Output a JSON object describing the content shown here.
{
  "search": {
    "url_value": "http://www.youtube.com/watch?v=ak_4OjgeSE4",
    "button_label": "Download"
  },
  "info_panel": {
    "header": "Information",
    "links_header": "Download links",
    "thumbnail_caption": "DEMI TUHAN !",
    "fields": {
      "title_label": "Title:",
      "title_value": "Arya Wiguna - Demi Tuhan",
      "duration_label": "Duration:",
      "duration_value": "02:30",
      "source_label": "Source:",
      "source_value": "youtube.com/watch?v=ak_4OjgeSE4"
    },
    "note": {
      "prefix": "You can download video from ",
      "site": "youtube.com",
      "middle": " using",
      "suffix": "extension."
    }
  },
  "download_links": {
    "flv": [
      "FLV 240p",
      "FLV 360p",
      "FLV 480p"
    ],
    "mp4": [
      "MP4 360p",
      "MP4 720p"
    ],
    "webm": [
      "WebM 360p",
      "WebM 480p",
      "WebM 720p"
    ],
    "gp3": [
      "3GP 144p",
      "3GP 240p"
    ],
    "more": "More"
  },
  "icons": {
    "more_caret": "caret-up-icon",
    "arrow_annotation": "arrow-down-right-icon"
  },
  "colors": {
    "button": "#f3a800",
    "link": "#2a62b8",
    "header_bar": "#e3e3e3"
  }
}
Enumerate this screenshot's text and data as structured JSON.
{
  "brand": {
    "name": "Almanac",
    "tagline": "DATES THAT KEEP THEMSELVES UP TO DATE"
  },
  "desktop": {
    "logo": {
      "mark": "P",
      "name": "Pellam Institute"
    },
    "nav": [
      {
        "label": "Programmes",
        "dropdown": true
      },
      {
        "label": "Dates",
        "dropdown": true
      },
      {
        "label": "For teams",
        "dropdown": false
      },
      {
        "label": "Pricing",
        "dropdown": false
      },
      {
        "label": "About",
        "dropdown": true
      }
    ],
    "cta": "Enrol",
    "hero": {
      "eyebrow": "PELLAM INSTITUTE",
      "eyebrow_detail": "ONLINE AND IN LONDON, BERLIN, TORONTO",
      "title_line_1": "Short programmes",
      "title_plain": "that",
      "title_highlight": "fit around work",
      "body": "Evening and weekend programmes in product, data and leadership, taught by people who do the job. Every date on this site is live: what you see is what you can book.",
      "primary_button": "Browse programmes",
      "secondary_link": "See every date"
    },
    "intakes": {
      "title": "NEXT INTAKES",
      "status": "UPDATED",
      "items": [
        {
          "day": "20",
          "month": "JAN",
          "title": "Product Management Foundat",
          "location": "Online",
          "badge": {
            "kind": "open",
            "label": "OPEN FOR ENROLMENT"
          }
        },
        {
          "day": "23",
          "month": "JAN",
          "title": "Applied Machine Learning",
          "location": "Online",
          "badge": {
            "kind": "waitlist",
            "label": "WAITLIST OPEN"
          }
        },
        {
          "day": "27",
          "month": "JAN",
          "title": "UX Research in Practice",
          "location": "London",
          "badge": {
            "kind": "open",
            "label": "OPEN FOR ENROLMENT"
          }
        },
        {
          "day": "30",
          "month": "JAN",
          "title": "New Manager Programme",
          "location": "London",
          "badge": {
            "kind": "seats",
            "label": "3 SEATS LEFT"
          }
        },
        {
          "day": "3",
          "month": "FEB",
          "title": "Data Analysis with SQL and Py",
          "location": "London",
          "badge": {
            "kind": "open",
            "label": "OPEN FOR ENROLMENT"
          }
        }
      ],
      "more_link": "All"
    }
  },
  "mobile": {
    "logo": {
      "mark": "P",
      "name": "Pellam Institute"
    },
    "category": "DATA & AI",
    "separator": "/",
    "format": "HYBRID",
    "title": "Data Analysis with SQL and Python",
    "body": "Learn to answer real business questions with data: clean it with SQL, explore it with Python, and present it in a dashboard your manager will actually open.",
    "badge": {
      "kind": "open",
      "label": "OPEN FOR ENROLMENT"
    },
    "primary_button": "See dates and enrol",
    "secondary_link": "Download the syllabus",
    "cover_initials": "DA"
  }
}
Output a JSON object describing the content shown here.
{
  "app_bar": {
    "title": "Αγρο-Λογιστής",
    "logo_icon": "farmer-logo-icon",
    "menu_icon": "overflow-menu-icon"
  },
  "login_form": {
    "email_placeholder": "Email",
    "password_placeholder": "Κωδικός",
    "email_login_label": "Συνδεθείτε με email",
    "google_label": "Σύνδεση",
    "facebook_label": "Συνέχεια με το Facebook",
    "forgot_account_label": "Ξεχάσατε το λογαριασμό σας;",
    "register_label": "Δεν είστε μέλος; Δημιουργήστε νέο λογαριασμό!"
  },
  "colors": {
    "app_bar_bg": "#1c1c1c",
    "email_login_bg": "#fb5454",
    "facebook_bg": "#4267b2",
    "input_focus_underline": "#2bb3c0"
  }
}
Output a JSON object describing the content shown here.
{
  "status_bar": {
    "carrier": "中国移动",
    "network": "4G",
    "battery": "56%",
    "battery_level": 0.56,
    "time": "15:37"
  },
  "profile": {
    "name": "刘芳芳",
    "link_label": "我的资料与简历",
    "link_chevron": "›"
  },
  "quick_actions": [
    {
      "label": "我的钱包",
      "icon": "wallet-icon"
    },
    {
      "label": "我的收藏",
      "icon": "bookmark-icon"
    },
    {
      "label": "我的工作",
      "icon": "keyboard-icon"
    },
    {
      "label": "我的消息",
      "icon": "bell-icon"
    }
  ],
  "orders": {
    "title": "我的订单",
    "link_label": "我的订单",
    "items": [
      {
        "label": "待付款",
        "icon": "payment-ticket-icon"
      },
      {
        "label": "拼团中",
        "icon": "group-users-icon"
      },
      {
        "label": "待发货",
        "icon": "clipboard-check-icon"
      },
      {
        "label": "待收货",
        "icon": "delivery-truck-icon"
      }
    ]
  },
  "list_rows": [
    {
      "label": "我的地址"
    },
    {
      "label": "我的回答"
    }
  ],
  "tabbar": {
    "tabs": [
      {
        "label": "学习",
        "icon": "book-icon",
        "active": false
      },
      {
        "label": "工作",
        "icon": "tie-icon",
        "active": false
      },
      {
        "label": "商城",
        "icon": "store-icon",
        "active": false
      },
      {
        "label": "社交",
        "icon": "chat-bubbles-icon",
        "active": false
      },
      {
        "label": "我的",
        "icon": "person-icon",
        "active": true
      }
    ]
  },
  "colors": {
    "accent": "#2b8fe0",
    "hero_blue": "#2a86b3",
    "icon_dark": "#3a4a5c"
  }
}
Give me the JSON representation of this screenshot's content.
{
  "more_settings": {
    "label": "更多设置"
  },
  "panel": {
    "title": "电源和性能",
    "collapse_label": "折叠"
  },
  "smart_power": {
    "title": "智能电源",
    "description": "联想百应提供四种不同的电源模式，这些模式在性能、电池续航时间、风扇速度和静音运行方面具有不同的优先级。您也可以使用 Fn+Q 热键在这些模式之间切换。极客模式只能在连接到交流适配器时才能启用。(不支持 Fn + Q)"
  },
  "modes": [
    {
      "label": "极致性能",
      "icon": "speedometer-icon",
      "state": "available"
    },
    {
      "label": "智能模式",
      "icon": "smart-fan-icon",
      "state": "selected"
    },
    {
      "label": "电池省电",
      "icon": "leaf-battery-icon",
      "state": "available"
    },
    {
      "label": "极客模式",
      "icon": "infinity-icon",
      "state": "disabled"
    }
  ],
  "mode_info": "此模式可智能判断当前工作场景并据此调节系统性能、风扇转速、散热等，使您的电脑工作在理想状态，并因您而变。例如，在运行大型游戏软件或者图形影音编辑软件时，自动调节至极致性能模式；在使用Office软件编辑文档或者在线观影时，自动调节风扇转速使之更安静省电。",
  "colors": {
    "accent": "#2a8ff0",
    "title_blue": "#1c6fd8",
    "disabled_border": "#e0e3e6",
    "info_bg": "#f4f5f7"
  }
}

================

WHAT THE EXERCISE ASKS:
Extract every line of the records above that contains the word "state".

THE RESULT:
      "state": "available"
      "state": "selected"
      "state": "available"
      "state": "disabled"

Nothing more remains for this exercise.